= Stated problem =
Tell how many lines contain the word "измерительных". Reply with the number only.

>> start Entries supplied

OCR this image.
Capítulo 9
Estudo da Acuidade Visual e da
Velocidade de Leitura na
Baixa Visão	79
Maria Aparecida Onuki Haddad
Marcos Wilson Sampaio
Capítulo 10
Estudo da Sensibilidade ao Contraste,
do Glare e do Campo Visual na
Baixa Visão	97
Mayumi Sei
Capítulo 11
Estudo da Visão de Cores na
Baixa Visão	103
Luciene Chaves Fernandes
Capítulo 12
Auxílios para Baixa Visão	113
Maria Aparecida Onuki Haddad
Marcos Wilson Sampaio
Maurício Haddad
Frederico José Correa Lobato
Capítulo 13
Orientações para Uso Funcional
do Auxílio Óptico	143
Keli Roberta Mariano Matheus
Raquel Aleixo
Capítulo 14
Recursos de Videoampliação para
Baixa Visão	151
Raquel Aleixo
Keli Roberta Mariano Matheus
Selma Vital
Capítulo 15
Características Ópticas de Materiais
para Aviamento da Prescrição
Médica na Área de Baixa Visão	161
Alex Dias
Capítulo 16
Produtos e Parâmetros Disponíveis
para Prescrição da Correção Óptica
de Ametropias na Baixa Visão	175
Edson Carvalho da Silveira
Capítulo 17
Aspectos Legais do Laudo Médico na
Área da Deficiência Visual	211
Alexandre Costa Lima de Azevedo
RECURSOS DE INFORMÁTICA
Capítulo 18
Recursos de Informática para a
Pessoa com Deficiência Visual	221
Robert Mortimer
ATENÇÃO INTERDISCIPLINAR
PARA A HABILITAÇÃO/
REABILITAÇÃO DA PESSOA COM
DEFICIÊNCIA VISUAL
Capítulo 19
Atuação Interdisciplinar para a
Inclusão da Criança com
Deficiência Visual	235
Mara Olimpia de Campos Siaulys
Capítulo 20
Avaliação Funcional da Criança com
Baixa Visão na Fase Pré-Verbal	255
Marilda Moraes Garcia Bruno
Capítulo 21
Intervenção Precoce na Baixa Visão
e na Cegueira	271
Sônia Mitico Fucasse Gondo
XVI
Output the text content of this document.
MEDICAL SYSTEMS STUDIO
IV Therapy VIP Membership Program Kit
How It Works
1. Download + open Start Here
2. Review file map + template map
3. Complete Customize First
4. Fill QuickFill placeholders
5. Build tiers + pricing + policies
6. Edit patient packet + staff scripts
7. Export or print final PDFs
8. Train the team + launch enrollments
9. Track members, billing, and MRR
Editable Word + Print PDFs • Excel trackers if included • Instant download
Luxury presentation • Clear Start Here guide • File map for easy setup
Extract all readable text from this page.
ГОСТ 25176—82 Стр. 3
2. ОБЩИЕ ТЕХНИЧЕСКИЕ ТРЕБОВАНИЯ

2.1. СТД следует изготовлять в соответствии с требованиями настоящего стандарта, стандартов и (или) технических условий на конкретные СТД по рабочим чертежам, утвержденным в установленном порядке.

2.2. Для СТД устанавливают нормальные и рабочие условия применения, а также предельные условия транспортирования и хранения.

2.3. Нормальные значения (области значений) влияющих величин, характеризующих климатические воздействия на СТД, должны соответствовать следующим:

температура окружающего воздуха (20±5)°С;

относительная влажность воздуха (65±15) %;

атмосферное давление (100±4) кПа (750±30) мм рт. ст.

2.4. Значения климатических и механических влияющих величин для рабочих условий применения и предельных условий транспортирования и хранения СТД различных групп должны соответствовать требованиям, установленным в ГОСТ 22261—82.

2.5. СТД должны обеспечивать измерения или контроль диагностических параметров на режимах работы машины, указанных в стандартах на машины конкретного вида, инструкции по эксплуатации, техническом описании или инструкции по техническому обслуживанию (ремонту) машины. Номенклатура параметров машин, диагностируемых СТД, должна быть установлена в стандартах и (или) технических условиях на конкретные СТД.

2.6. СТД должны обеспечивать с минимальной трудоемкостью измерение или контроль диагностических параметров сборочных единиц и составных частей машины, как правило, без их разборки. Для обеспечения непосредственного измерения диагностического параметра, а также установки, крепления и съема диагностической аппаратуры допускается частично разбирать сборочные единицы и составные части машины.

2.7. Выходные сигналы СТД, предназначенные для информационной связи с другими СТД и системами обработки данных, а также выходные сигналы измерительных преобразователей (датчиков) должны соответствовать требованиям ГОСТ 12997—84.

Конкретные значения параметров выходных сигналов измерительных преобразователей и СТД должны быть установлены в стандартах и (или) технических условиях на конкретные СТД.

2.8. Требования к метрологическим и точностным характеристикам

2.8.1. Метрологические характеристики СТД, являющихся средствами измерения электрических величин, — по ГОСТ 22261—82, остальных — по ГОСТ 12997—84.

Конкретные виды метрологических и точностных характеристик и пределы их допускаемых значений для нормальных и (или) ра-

>> end Entries supplied

= Answer =
2